**INSTRUCTIONS FOR THE TASK:** Beneath this task is a listing. State how many of its lines include the string "sensitive", giving nothing but the number.

**PROVIDED DATA:**
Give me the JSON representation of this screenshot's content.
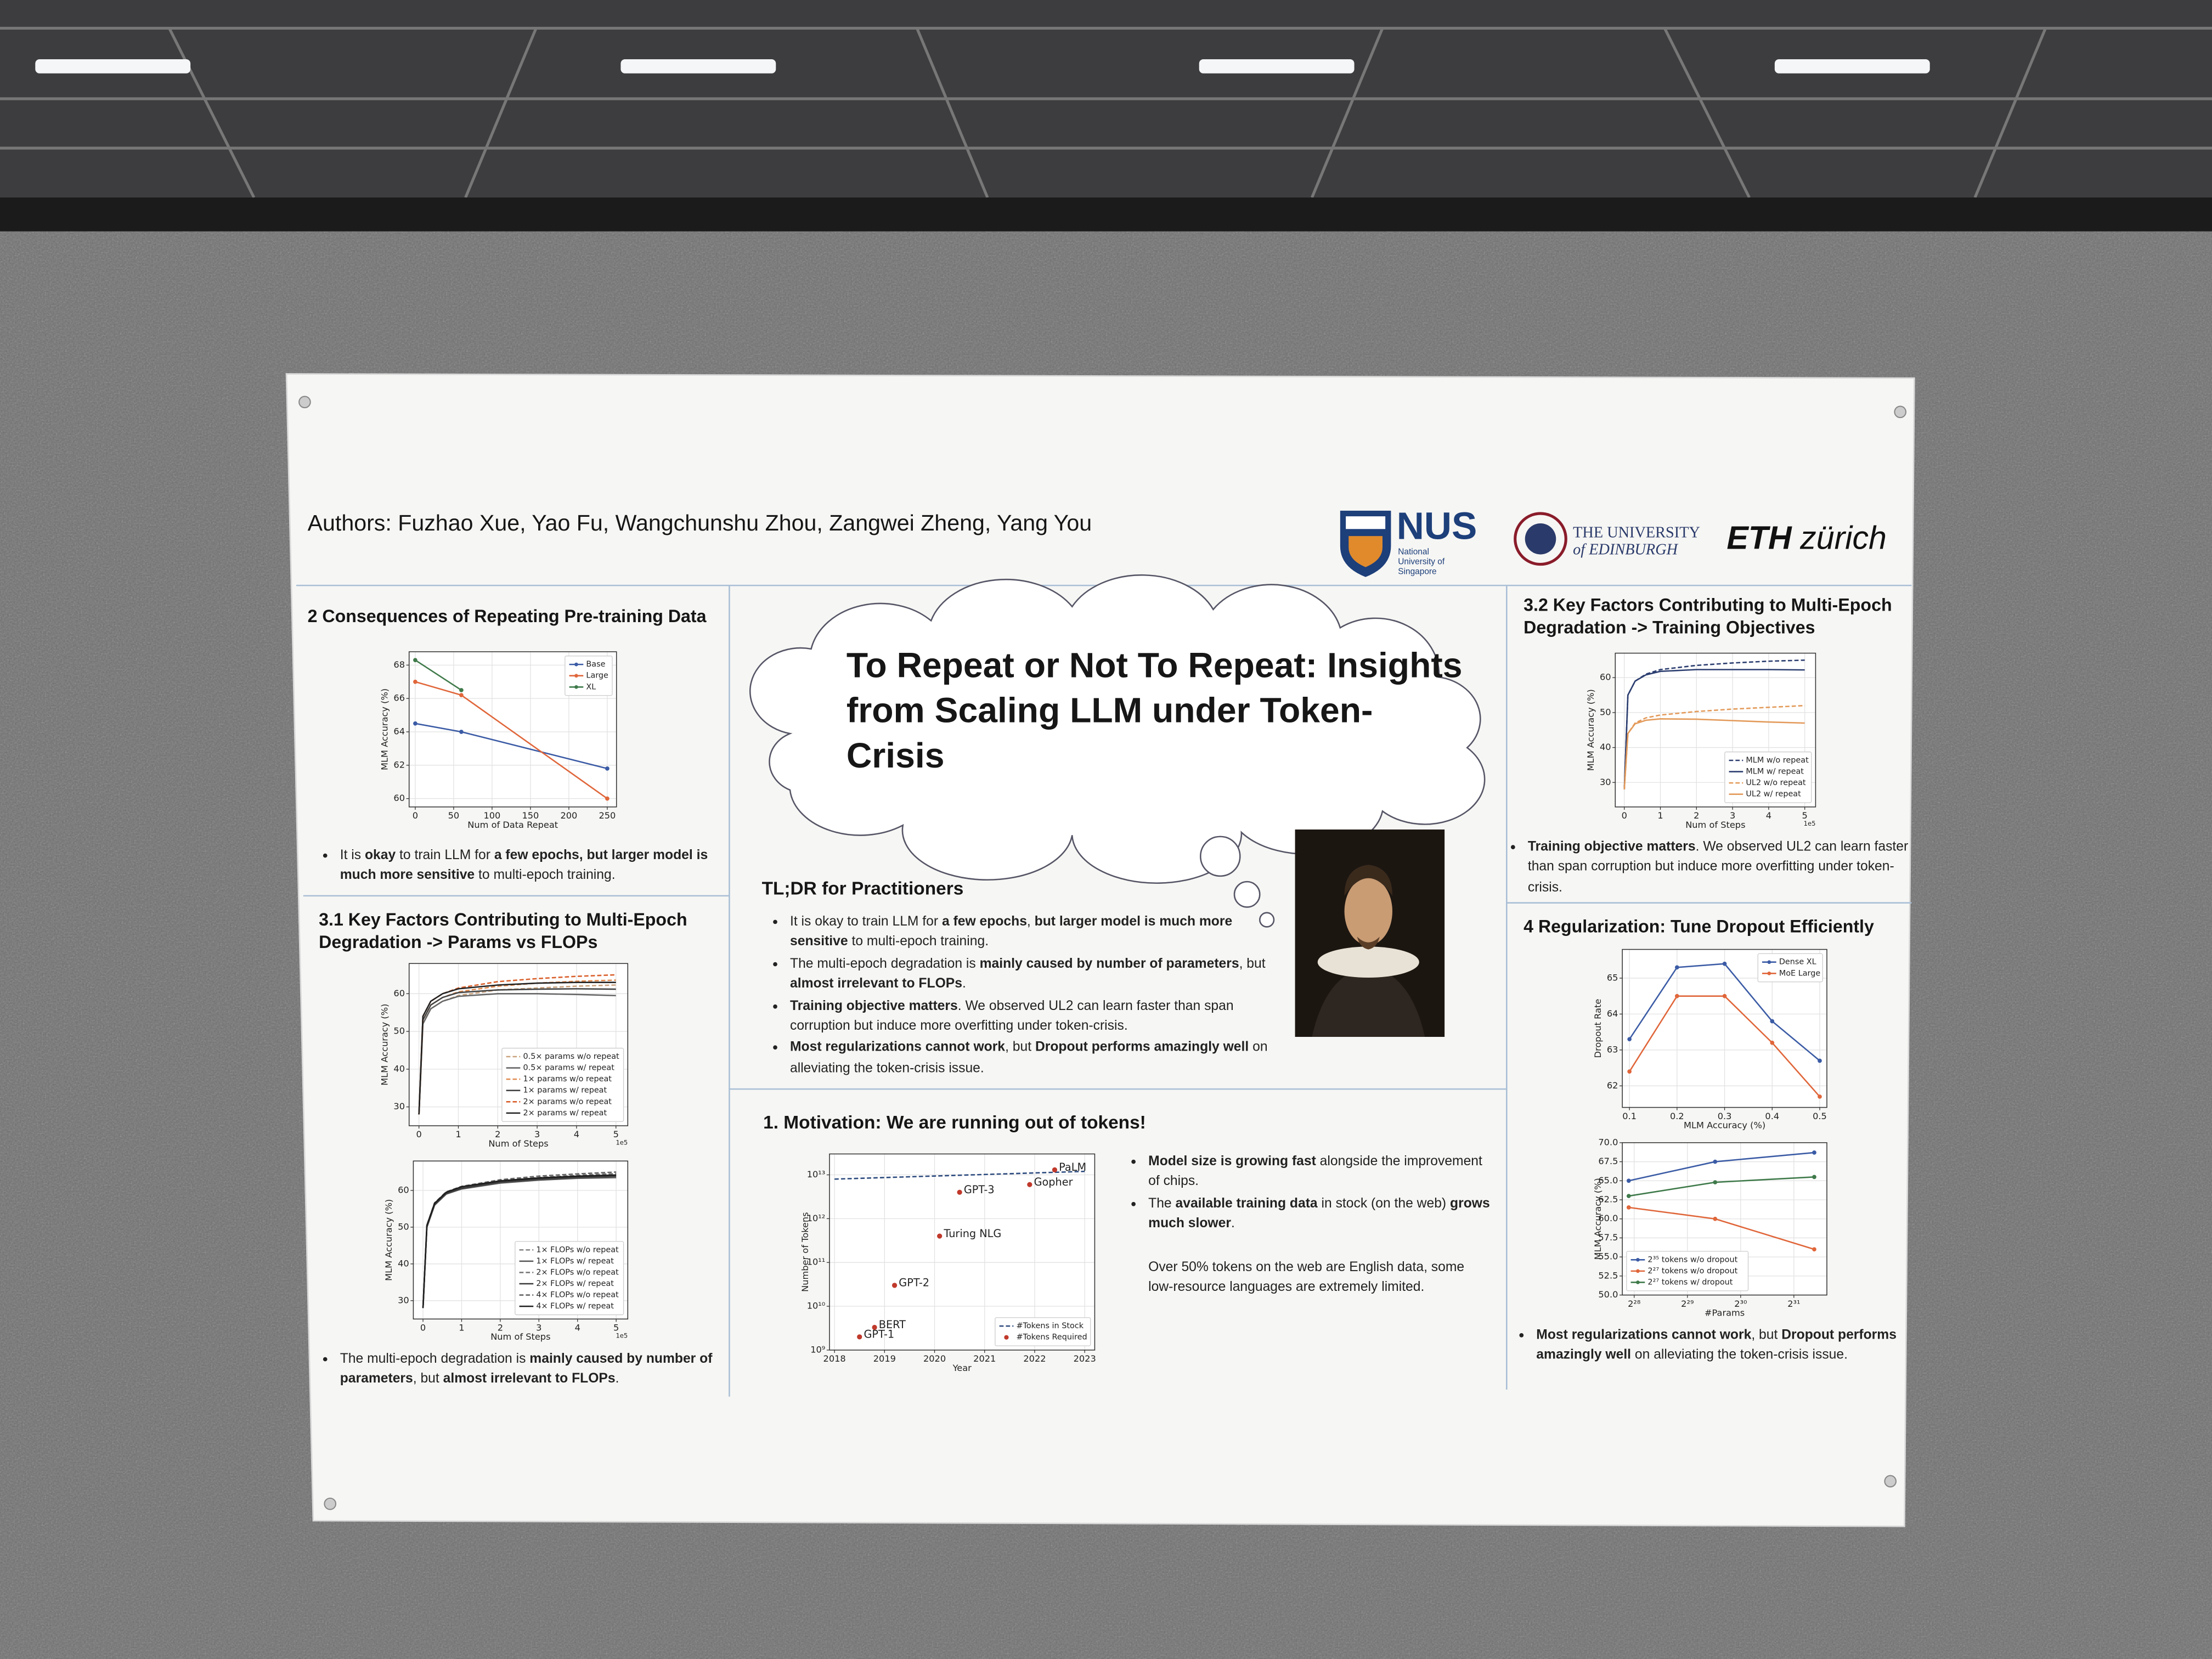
{
  "header": {
    "authors": "Authors: Fuzhao Xue, Yao Fu, Wangchunshu Zhou, Zangwei Zheng, Yang You",
    "logos": {
      "nus": "NUS",
      "nus_full": "National University of Singapore",
      "edinburgh_1": "THE UNIVERSITY",
      "edinburgh_2": "of EDINBURGH",
      "eth": "ETH",
      "eth_2": "zürich"
    }
  },
  "title": "To Repeat or Not To Repeat: Insights from Scaling LLM under Token-Crisis",
  "consequences": {
    "heading": "2 Consequences of Repeating Pre-training Data",
    "charts": [
      {
        "type": "line",
        "xlabel": "Num of Data Repeat",
        "ylabel": "MLM Accuracy (%)",
        "xlim": [
          -8,
          262
        ],
        "ylim": [
          59.5,
          68.8
        ],
        "xticks": [
          0,
          50,
          100,
          150,
          200,
          250
        ],
        "yticks": [
          60,
          62,
          64,
          66,
          68
        ],
        "grid": true,
        "markers": true,
        "legend": "upper right",
        "series": [
          {
            "name": "Base",
            "color": "#3b5ba5",
            "x": [
              0,
              60,
              250
            ],
            "values": [
              64.5,
              64.0,
              61.8
            ]
          },
          {
            "name": "Large",
            "color": "#e0663a",
            "x": [
              0,
              60,
              250
            ],
            "values": [
              67.0,
              66.2,
              60.0
            ]
          },
          {
            "name": "XL",
            "color": "#3f7a4a",
            "x": [
              0,
              60
            ],
            "values": [
              68.3,
              66.5
            ]
          }
        ]
      }
    ],
    "bullets": [
      [
        {
          "text": "It is "
        },
        {
          "text": "okay",
          "bold": true
        },
        {
          "text": " to train LLM for "
        },
        {
          "text": "a few epochs, but larger model is much more sensitive",
          "bold": true
        },
        {
          "text": " to multi-epoch training."
        }
      ]
    ]
  },
  "params_flops": {
    "heading": "3.1 Key Factors Contributing to Multi-Epoch Degradation -> Params vs FLOPs",
    "charts": [
      {
        "type": "line",
        "xlabel": "Num of Steps",
        "ylabel": "MLM Accuracy (%)",
        "x_offset_label": "1e5",
        "xlim": [
          -0.25,
          5.3
        ],
        "ylim": [
          25,
          68
        ],
        "xticks": [
          0,
          1,
          2,
          3,
          4,
          5
        ],
        "yticks": [
          30,
          40,
          50,
          60
        ],
        "grid": true,
        "legend": "lower right",
        "x": [
          0,
          0.1,
          0.3,
          0.6,
          1,
          2,
          3,
          4,
          5
        ],
        "series": [
          {
            "name": "0.5× params w/o repeat",
            "color": "#c9a27e",
            "dash": true,
            "values": [
              28,
              52,
              56,
              58,
              59.5,
              61,
              61.5,
              62,
              62.3
            ]
          },
          {
            "name": "0.5× params w/ repeat",
            "color": "#666666",
            "values": [
              28,
              52,
              56,
              58,
              59.3,
              60,
              60,
              59.8,
              59.5
            ]
          },
          {
            "name": "1× params w/o repeat",
            "color": "#e08a4f",
            "dash": true,
            "values": [
              28,
              53,
              57,
              59,
              60.5,
              62,
              62.8,
              63.3,
              63.6
            ]
          },
          {
            "name": "1× params w/ repeat",
            "color": "#444444",
            "values": [
              28,
              53,
              57,
              59,
              60.3,
              61,
              61.2,
              61.3,
              61.2
            ]
          },
          {
            "name": "2× params w/o repeat",
            "color": "#d95f2b",
            "dash": true,
            "values": [
              28,
              54,
              58,
              60,
              61.5,
              63.2,
              64,
              64.6,
              65
            ]
          },
          {
            "name": "2× params w/ repeat",
            "color": "#222222",
            "values": [
              28,
              54,
              58,
              60,
              61.3,
              62.3,
              62.8,
              63,
              63
            ]
          }
        ]
      },
      {
        "type": "line",
        "xlabel": "Num of Steps",
        "ylabel": "MLM Accuracy (%)",
        "x_offset_label": "1e5",
        "xlim": [
          -0.25,
          5.3
        ],
        "ylim": [
          25,
          68
        ],
        "xticks": [
          0,
          1,
          2,
          3,
          4,
          5
        ],
        "yticks": [
          30,
          40,
          50,
          60
        ],
        "grid": true,
        "legend": "lower right",
        "x": [
          0,
          0.1,
          0.3,
          0.6,
          1,
          2,
          3,
          4,
          5
        ],
        "series": [
          {
            "name": "1× FLOPs w/o repeat",
            "color": "#888888",
            "dash": true,
            "values": [
              28,
              50,
              56,
              59,
              60.5,
              62.3,
              63.2,
              63.8,
              64.2
            ]
          },
          {
            "name": "1× FLOPs w/ repeat",
            "color": "#555555",
            "values": [
              28,
              50,
              56,
              59,
              60.4,
              62,
              62.8,
              63.3,
              63.5
            ]
          },
          {
            "name": "2× FLOPs w/o repeat",
            "color": "#777777",
            "dash": true,
            "values": [
              28,
              50,
              56.3,
              59.3,
              60.8,
              62.6,
              63.5,
              64.1,
              64.6
            ]
          },
          {
            "name": "2× FLOPs w/ repeat",
            "color": "#3a3a3a",
            "values": [
              28,
              50,
              56.2,
              59.2,
              60.6,
              62.3,
              63.1,
              63.6,
              63.9
            ]
          },
          {
            "name": "4× FLOPs w/o repeat",
            "color": "#666666",
            "dash": true,
            "values": [
              28,
              50.5,
              56.6,
              59.6,
              61.1,
              62.9,
              63.9,
              64.5,
              65
            ]
          },
          {
            "name": "4× FLOPs w/ repeat",
            "color": "#1e1e1e",
            "values": [
              28,
              50.5,
              56.5,
              59.5,
              61,
              62.6,
              63.4,
              63.9,
              64.2
            ]
          }
        ]
      }
    ],
    "bullets": [
      [
        {
          "text": "The multi-epoch degradation is "
        },
        {
          "text": "mainly caused by number of parameters",
          "bold": true
        },
        {
          "text": ", but "
        },
        {
          "text": "almost irrelevant to FLOPs",
          "bold": true
        },
        {
          "text": "."
        }
      ]
    ]
  },
  "tldr": {
    "heading": "TL;DR for Practitioners",
    "bullets": [
      [
        {
          "text": "It is okay to train LLM for "
        },
        {
          "text": "a few epochs",
          "bold": true
        },
        {
          "text": ", "
        },
        {
          "text": "but larger model is much more sensitive",
          "bold": true
        },
        {
          "text": " to multi-epoch training."
        }
      ],
      [
        {
          "text": "The multi-epoch degradation is "
        },
        {
          "text": "mainly caused by number of parameters",
          "bold": true
        },
        {
          "text": ", but "
        },
        {
          "text": "almost irrelevant to FLOPs",
          "bold": true
        },
        {
          "text": "."
        }
      ],
      [
        {
          "text": "Training objective matters",
          "bold": true
        },
        {
          "text": ". We observed UL2 can learn faster than span corruption but induce more overfitting under token-crisis."
        }
      ],
      [
        {
          "text": "Most regularizations cannot work",
          "bold": true
        },
        {
          "text": ", but "
        },
        {
          "text": "Dropout performs amazingly well",
          "bold": true
        },
        {
          "text": " on alleviating the token-crisis issue."
        }
      ]
    ]
  },
  "motivation": {
    "heading": "1. Motivation: We are running out of tokens!",
    "charts": [
      {
        "type": "scatter",
        "xlabel": "Year",
        "ylabel": "Number of Tokens",
        "xlim": [
          2017.9,
          2023.2
        ],
        "ylim": [
          1000000000.0,
          30000000000000.0
        ],
        "ylog": true,
        "xticks": [
          2018,
          2019,
          2020,
          2021,
          2022,
          2023
        ],
        "yticks": [
          {
            "value": 1000000000.0,
            "label": "10⁹"
          },
          {
            "value": 10000000000.0,
            "label": "10¹⁰"
          },
          {
            "value": 100000000000.0,
            "label": "10¹¹"
          },
          {
            "value": 1000000000000.0,
            "label": "10¹²"
          },
          {
            "value": 10000000000000.0,
            "label": "10¹³"
          }
        ],
        "grid": true,
        "legend": "lower right",
        "series": [
          {
            "name": "#Tokens in Stock",
            "type": "line",
            "dash": true,
            "color": "#2c4a7e",
            "x": [
              2018,
              2023
            ],
            "values": [
              8000000000000.0,
              12000000000000.0
            ]
          },
          {
            "name": "#Tokens Required",
            "type": "scatter",
            "color": "#c0392b",
            "x": [
              2018.5,
              2018.8,
              2019.2,
              2020.1,
              2020.5,
              2021.9,
              2022.4
            ],
            "values": [
              2000000000.0,
              3300000000.0,
              30000000000.0,
              400000000000.0,
              4000000000000.0,
              6000000000000.0,
              13000000000000.0
            ],
            "point_labels": [
              "GPT-1",
              "BERT",
              "GPT-2",
              "Turing NLG",
              "GPT-3",
              "Gopher",
              "PaLM"
            ]
          }
        ]
      }
    ],
    "bullets": [
      [
        {
          "text": "Model size is growing fast",
          "bold": true
        },
        {
          "text": " alongside the improvement of chips."
        }
      ],
      [
        {
          "text": "The "
        },
        {
          "text": "available training data",
          "bold": true
        },
        {
          "text": " in stock (on the web) "
        },
        {
          "text": "grows much slower",
          "bold": true
        },
        {
          "text": "."
        }
      ]
    ],
    "note": "Over 50% tokens on the web are English data, some low-resource languages are extremely limited."
  },
  "objectives": {
    "heading": "3.2 Key Factors Contributing to Multi-Epoch Degradation -> Training Objectives",
    "charts": [
      {
        "type": "line",
        "xlabel": "Num of Steps",
        "ylabel": "MLM Accuracy (%)",
        "x_offset_label": "1e5",
        "xlim": [
          -0.25,
          5.3
        ],
        "ylim": [
          23,
          67
        ],
        "xticks": [
          0,
          1,
          2,
          3,
          4,
          5
        ],
        "yticks": [
          30,
          40,
          50,
          60
        ],
        "grid": true,
        "legend": "lower right",
        "x": [
          0,
          0.1,
          0.3,
          0.6,
          1,
          2,
          3,
          4,
          5
        ],
        "series": [
          {
            "name": "MLM w/o repeat",
            "color": "#2c3e70",
            "dash": true,
            "values": [
              28,
              55,
              59,
              61,
              62.3,
              63.5,
              64.2,
              64.7,
              65
            ]
          },
          {
            "name": "MLM w/ repeat",
            "color": "#2c3e70",
            "values": [
              28,
              55,
              59,
              60.8,
              61.8,
              62.3,
              62.3,
              62.3,
              62.2
            ]
          },
          {
            "name": "UL2 w/o repeat",
            "color": "#e39a5a",
            "dash": true,
            "values": [
              28,
              44,
              47,
              48.5,
              49.3,
              50.3,
              51,
              51.5,
              52
            ]
          },
          {
            "name": "UL2 w/ repeat",
            "color": "#e39a5a",
            "values": [
              28,
              44,
              46.8,
              47.8,
              48.2,
              48.1,
              47.7,
              47.3,
              47
            ]
          }
        ]
      }
    ],
    "bullets": [
      [
        {
          "text": "Training objective matters",
          "bold": true
        },
        {
          "text": ". We observed UL2 can learn faster than span corruption but induce more overfitting under token-crisis."
        }
      ]
    ]
  },
  "regularization": {
    "heading": "4 Regularization: Tune Dropout Efficiently",
    "charts": [
      {
        "type": "line",
        "xlabel": "MLM Accuracy (%)",
        "ylabel": "Dropout Rate",
        "xlim": [
          0.085,
          0.515
        ],
        "ylim": [
          61.4,
          65.8
        ],
        "xticks": [
          0.1,
          0.2,
          0.3,
          0.4,
          0.5
        ],
        "yticks": [
          62,
          63,
          64,
          65
        ],
        "grid": true,
        "markers": true,
        "legend": "upper right",
        "x": [
          0.1,
          0.2,
          0.3,
          0.4,
          0.5
        ],
        "series": [
          {
            "name": "Dense XL",
            "color": "#3b5ba5",
            "values": [
              63.3,
              65.3,
              65.4,
              63.8,
              62.7
            ]
          },
          {
            "name": "MoE Large",
            "color": "#e0663a",
            "values": [
              62.4,
              64.5,
              64.5,
              63.2,
              61.7
            ]
          }
        ]
      },
      {
        "type": "line",
        "xlabel": "#Params",
        "ylabel": "MLM Accuracy (%)",
        "xlim": [
          230000000,
          3300000000
        ],
        "xlog": true,
        "ylim": [
          50,
          70
        ],
        "xticks": [
          {
            "value": 268435456,
            "label": "2²⁸"
          },
          {
            "value": 536870912,
            "label": "2²⁹"
          },
          {
            "value": 1073741824,
            "label": "2³⁰"
          },
          {
            "value": 2147483648,
            "label": "2³¹"
          }
        ],
        "yticks": [
          {
            "value": 50,
            "label": "50.0"
          },
          52.5,
          {
            "value": 55,
            "label": "55.0"
          },
          57.5,
          {
            "value": 60,
            "label": "60.0"
          },
          62.5,
          {
            "value": 65,
            "label": "65.0"
          },
          67.5,
          {
            "value": 70,
            "label": "70.0"
          }
        ],
        "grid": true,
        "markers": true,
        "legend": "lower left",
        "x": [
          250000000,
          770000000,
          2800000000
        ],
        "series": [
          {
            "name": "2³⁵ tokens w/o dropout",
            "color": "#3b5ba5",
            "values": [
              65.0,
              67.5,
              68.7
            ]
          },
          {
            "name": "2²⁷ tokens w/o dropout",
            "color": "#e0663a",
            "values": [
              61.5,
              60.0,
              56.0
            ]
          },
          {
            "name": "2²⁷ tokens w/ dropout",
            "color": "#3f7a4a",
            "values": [
              63.0,
              64.8,
              65.5
            ]
          }
        ]
      }
    ],
    "bullets": [
      [
        {
          "text": "Most regularizations cannot work",
          "bold": true
        },
        {
          "text": ", but "
        },
        {
          "text": "Dropout performs amazingly well",
          "bold": true
        },
        {
          "text": " on alleviating the token-crisis issue."
        }
      ]
    ]
  }
}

**FULL SOLUTION:** 2